= WRITTEN PROBLEM =
Keep the images out and copy every entry below exactly.

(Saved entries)

## start

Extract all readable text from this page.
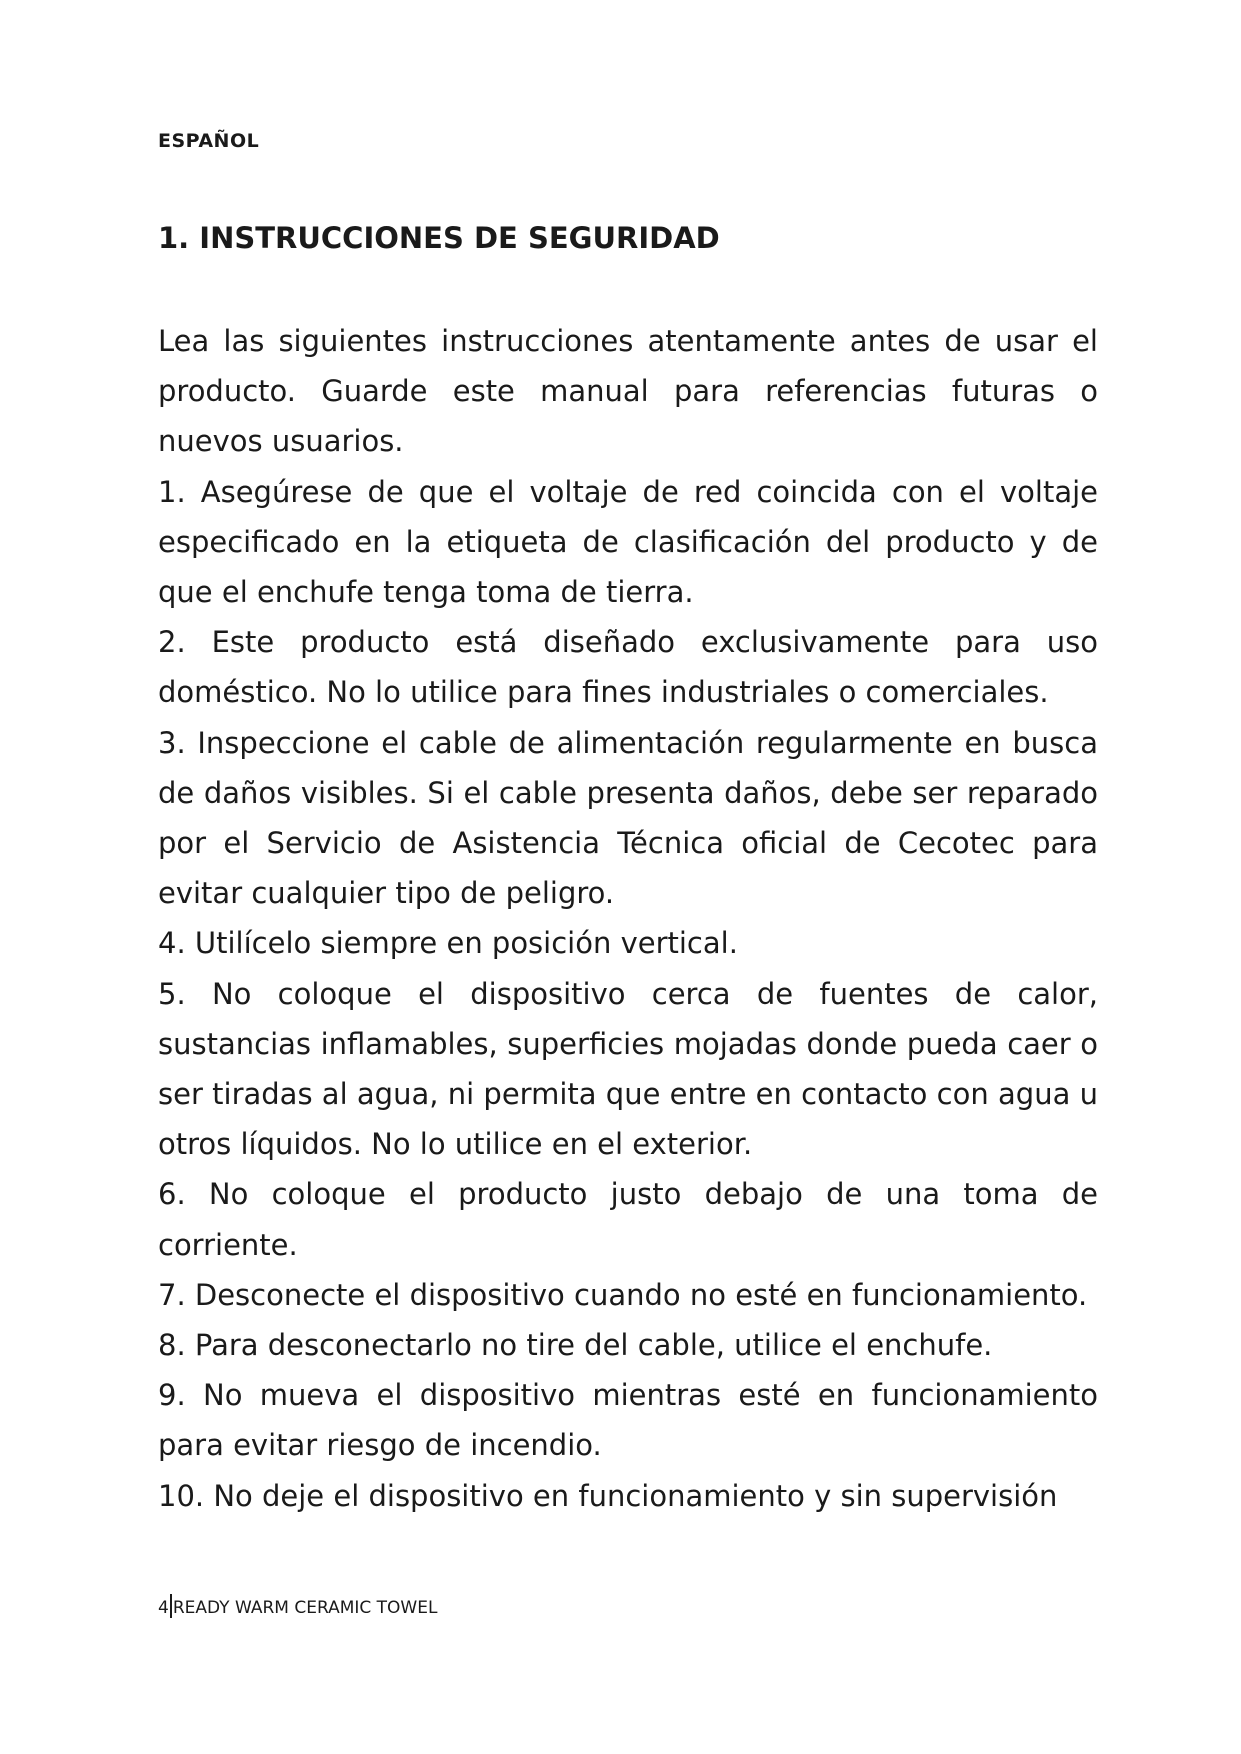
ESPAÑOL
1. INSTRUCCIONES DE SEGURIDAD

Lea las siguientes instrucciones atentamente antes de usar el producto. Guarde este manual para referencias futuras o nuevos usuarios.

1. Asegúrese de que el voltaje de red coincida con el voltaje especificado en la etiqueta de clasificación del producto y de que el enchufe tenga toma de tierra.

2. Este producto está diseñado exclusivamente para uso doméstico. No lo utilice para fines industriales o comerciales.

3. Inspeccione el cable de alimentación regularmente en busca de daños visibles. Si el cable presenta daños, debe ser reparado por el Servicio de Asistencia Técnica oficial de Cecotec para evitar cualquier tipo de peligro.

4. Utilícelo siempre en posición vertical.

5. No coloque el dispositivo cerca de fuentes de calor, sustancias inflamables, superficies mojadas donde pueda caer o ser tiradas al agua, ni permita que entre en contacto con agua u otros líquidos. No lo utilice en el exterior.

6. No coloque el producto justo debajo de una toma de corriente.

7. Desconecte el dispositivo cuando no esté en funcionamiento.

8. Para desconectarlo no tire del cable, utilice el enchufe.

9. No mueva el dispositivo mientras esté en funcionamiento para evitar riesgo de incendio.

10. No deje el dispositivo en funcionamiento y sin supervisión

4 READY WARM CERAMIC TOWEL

## end

= RESULT FOR THIS EXERCISE =
Extract all readable text from this page.
ESPAÑOL
1. INSTRUCCIONES DE SEGURIDAD

Lea las siguientes instrucciones atentamente antes de usar el producto. Guarde este manual para referencias futuras o nuevos usuarios.

1. Asegúrese de que el voltaje de red coincida con el voltaje especificado en la etiqueta de clasificación del producto y de que el enchufe tenga toma de tierra.

2. Este producto está diseñado exclusivamente para uso doméstico. No lo utilice para fines industriales o comerciales.

3. Inspeccione el cable de alimentación regularmente en busca de daños visibles. Si el cable presenta daños, debe ser reparado por el Servicio de Asistencia Técnica oficial de Cecotec para evitar cualquier tipo de peligro.

4. Utilícelo siempre en posición vertical.

5. No coloque el dispositivo cerca de fuentes de calor, sustancias inflamables, superficies mojadas donde pueda caer o ser tiradas al agua, ni permita que entre en contacto con agua u otros líquidos. No lo utilice en el exterior.

6. No coloque el producto justo debajo de una toma de corriente.

7. Desconecte el dispositivo cuando no esté en funcionamiento.

8. Para desconectarlo no tire del cable, utilice el enchufe.

9. No mueva el dispositivo mientras esté en funcionamiento para evitar riesgo de incendio.

10. No deje el dispositivo en funcionamiento y sin supervisión

4 READY WARM CERAMIC TOWEL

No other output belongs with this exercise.